** START OF DATA PROVIDED **

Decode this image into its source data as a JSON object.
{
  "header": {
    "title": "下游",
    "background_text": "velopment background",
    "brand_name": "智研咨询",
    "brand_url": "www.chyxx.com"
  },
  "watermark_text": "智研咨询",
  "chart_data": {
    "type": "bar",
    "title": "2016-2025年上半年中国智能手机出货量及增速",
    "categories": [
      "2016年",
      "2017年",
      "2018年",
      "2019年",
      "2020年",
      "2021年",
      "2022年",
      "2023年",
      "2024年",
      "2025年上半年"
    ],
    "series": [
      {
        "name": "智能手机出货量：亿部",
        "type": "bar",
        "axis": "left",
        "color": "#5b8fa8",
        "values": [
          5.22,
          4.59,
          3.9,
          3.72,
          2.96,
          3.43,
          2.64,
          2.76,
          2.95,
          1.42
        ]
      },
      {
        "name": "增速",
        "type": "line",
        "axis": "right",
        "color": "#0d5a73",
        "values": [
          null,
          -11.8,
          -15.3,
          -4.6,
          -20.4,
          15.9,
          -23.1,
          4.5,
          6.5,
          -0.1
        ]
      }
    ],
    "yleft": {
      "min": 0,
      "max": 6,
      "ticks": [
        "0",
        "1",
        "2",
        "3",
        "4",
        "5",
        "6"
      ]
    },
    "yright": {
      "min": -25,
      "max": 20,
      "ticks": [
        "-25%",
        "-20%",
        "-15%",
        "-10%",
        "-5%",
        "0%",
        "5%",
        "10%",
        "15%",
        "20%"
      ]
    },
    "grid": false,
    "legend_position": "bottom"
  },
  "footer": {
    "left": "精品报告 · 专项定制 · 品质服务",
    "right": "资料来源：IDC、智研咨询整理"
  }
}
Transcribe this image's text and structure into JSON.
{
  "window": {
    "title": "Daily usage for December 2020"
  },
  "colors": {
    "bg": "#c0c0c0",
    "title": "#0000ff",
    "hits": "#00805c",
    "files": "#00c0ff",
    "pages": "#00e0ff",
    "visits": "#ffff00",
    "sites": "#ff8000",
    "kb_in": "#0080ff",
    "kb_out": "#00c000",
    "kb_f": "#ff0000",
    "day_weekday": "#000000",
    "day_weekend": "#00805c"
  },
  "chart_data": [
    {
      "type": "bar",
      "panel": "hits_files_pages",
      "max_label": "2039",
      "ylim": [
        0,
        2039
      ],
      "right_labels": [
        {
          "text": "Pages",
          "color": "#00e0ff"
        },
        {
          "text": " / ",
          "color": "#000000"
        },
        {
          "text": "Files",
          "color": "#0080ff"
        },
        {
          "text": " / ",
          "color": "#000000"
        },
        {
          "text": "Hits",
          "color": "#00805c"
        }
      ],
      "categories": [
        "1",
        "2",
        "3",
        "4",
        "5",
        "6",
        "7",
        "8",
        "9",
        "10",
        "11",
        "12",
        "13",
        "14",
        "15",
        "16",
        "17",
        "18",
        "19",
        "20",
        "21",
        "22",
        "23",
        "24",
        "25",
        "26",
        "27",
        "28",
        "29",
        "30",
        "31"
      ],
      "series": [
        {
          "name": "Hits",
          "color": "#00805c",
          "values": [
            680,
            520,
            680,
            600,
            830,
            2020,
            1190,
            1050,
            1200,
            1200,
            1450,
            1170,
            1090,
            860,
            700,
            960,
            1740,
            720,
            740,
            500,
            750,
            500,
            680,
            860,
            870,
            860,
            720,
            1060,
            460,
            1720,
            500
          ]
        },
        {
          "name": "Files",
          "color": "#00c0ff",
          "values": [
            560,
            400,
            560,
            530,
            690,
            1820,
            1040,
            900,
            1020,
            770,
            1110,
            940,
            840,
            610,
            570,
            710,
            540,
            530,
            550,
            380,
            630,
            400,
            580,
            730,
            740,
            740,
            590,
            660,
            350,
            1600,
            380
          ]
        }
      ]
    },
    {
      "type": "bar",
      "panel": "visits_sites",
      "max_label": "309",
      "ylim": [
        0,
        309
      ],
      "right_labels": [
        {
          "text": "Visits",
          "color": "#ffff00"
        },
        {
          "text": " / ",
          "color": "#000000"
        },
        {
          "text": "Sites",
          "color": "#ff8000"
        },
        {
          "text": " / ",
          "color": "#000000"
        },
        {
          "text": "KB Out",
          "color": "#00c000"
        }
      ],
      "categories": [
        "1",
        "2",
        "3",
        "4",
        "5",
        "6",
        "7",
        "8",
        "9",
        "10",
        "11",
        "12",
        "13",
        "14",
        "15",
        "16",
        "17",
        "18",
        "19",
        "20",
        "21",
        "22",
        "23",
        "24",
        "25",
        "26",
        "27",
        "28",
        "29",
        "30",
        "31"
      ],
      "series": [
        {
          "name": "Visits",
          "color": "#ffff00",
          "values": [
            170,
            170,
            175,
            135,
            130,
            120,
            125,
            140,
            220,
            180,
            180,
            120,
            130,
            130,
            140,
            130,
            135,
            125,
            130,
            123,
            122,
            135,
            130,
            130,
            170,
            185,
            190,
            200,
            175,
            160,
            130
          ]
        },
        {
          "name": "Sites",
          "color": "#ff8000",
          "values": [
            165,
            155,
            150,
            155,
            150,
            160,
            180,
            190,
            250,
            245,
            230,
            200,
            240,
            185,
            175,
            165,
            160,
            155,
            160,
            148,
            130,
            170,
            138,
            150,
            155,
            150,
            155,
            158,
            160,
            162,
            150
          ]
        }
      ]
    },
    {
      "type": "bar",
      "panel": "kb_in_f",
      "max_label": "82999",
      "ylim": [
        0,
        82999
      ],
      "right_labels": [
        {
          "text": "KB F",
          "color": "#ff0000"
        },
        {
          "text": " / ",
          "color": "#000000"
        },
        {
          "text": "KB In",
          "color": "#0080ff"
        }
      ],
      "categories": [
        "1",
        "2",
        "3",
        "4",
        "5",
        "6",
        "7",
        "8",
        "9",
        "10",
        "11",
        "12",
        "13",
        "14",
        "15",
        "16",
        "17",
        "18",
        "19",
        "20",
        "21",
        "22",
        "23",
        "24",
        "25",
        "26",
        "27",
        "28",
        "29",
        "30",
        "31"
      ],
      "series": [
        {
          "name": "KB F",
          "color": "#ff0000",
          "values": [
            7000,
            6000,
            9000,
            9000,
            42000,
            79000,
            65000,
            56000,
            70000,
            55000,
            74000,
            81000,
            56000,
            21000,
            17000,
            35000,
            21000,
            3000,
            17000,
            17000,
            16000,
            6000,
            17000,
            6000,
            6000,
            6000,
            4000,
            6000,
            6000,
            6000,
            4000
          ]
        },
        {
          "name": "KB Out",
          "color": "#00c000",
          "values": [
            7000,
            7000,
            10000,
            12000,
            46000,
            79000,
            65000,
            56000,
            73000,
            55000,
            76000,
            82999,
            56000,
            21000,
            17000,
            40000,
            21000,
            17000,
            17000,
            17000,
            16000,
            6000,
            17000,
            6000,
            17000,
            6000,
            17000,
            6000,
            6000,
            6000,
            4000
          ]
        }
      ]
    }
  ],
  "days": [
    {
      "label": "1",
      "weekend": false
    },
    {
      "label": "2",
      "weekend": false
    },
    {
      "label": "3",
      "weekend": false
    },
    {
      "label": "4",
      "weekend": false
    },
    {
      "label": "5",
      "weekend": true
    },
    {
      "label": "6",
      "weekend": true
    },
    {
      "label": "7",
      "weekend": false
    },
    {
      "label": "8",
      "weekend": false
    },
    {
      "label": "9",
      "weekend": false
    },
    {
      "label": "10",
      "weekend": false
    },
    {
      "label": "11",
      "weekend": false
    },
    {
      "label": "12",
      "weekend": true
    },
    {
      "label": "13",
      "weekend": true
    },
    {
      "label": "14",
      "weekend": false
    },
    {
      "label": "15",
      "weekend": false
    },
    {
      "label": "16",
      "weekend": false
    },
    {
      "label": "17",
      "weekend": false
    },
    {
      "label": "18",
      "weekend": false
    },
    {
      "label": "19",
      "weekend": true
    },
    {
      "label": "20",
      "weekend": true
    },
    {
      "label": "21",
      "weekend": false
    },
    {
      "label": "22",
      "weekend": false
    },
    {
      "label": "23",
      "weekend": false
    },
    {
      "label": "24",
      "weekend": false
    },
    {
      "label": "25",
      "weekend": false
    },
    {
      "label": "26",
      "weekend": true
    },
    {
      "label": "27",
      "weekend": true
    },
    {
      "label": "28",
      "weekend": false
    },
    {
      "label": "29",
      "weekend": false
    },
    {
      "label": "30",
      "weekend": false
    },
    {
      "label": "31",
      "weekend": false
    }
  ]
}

** END OF DATA PROVIDED **

YOUR OBJECTIVE> Copy out every line holding the string "this".

OUTPUT OF THE TASK>
Decode this image into its source data as a JSON object.
Transcribe this image's text and structure into JSON.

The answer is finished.